— begin Provided records —
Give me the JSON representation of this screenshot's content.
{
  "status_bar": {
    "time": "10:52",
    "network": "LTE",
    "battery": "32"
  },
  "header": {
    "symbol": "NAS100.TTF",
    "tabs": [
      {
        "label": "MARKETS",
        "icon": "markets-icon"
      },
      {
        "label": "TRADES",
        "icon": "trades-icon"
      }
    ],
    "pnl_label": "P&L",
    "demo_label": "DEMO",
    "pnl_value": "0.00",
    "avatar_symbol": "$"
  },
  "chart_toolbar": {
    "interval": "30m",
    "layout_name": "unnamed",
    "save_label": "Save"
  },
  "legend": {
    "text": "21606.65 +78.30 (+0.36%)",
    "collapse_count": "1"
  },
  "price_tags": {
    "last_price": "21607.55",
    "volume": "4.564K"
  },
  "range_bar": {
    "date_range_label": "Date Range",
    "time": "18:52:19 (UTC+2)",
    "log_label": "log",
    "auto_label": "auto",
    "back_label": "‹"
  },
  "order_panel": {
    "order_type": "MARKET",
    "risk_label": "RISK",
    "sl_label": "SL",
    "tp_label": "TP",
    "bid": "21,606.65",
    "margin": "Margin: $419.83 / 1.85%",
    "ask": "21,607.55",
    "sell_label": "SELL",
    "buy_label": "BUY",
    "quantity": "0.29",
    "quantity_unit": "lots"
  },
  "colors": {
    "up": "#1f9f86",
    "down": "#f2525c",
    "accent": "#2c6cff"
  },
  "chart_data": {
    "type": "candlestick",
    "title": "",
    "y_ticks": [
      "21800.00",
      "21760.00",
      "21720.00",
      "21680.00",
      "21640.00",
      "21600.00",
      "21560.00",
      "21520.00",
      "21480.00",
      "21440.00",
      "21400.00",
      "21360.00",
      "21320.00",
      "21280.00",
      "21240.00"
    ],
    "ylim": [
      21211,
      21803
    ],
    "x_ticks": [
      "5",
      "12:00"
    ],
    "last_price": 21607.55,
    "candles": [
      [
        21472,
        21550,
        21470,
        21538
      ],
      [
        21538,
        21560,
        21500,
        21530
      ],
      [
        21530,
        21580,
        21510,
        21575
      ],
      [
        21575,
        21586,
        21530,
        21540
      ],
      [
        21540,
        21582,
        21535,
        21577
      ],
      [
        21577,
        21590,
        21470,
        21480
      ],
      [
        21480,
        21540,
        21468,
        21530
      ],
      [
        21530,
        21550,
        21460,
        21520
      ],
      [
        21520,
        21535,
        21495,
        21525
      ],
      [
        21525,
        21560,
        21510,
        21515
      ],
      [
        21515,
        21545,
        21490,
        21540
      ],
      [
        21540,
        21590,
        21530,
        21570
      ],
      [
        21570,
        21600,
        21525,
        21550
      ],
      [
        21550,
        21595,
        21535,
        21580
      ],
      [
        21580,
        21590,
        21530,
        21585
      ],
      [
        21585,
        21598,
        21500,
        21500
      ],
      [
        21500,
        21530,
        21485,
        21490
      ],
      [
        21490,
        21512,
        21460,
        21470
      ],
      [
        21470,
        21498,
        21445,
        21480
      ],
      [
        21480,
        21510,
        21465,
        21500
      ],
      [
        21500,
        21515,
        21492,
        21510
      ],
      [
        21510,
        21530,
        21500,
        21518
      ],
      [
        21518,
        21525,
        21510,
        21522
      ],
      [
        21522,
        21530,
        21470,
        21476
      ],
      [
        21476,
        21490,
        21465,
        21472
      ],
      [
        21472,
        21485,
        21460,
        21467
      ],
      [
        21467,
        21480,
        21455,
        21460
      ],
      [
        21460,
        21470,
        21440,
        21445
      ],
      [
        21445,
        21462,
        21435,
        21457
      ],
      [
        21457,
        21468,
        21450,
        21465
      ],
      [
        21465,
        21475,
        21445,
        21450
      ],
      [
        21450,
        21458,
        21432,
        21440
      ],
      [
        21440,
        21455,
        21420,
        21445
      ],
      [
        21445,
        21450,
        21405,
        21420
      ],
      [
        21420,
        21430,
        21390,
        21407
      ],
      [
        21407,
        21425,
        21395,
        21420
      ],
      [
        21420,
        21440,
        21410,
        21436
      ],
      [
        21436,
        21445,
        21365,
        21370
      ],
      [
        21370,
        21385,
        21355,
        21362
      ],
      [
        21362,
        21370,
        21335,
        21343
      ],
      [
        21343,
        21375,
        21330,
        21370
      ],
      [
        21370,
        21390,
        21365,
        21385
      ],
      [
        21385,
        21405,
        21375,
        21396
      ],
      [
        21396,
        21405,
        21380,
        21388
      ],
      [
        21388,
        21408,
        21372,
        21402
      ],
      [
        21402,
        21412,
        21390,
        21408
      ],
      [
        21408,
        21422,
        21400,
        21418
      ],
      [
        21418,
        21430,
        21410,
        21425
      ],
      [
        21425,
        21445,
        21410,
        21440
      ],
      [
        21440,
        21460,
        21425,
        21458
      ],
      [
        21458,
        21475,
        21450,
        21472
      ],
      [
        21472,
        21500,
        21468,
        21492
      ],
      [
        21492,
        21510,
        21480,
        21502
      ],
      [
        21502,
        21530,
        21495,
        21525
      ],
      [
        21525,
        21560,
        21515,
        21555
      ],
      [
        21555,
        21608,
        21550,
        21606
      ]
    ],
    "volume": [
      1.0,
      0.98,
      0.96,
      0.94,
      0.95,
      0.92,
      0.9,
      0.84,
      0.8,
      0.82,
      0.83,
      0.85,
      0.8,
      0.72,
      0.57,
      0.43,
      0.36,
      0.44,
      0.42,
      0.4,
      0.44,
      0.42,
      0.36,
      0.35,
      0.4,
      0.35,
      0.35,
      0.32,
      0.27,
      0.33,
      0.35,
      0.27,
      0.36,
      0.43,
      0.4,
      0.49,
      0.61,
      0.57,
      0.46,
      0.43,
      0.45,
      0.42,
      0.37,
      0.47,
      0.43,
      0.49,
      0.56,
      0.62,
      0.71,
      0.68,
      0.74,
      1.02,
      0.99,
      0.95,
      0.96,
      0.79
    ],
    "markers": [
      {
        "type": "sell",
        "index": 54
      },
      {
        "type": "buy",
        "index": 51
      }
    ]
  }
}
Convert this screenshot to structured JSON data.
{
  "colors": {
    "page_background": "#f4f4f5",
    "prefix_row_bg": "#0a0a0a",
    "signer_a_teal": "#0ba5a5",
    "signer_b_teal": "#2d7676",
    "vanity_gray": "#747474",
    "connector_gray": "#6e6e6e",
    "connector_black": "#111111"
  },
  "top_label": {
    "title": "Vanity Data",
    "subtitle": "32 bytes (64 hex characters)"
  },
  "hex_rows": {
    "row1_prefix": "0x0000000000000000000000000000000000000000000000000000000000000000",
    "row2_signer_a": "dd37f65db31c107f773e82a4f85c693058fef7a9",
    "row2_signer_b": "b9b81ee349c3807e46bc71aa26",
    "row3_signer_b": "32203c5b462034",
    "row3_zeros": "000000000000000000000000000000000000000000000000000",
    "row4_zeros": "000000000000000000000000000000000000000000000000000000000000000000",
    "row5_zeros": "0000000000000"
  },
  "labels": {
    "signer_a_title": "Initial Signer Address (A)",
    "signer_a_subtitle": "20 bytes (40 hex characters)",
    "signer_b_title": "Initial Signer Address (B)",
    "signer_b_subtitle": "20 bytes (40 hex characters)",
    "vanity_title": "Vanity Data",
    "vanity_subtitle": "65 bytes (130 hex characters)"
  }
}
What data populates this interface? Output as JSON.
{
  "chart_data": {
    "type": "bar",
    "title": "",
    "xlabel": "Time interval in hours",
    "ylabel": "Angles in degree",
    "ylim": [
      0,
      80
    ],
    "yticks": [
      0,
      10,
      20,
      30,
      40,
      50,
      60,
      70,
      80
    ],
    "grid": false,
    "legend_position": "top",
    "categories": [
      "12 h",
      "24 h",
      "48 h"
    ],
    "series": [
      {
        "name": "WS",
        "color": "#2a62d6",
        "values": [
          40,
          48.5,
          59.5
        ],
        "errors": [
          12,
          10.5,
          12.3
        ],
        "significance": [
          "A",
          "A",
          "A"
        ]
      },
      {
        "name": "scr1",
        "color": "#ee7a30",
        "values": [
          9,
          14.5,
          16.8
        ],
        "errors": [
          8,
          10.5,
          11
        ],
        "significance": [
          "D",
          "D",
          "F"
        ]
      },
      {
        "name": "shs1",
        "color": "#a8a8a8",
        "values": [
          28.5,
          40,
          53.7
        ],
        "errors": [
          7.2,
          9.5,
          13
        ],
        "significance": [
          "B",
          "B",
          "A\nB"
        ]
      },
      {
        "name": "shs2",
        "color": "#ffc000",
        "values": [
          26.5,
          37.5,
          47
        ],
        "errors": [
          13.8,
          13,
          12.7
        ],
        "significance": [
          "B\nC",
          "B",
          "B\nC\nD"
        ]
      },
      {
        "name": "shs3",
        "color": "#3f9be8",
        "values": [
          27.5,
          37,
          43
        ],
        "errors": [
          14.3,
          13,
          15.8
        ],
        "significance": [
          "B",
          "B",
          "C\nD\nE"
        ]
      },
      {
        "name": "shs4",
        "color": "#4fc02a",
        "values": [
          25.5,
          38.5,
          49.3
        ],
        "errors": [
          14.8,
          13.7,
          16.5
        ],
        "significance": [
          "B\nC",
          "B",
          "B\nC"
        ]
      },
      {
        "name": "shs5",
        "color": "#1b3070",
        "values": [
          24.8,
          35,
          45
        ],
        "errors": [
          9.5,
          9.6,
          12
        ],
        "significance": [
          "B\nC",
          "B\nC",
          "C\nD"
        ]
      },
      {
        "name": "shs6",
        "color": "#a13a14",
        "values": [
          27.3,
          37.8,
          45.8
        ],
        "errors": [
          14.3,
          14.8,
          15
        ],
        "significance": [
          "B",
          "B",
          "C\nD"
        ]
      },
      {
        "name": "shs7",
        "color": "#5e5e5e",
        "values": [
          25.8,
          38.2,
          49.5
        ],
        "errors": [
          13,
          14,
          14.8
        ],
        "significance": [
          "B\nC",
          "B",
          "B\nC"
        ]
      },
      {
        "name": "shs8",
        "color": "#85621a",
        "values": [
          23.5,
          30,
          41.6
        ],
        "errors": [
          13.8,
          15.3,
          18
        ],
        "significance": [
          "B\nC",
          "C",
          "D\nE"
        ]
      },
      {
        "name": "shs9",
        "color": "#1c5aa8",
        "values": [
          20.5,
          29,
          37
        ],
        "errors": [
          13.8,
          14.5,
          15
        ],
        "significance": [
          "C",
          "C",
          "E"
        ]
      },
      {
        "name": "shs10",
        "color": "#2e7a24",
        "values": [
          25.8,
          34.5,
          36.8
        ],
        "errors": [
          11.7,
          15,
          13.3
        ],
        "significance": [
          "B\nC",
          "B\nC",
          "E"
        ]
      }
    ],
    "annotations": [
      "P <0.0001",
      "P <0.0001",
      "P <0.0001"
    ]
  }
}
— end Provided records —
### Brief:
Identify how many lines in the entries above contain the word "characters" and provide only that figure.

### Solution:
4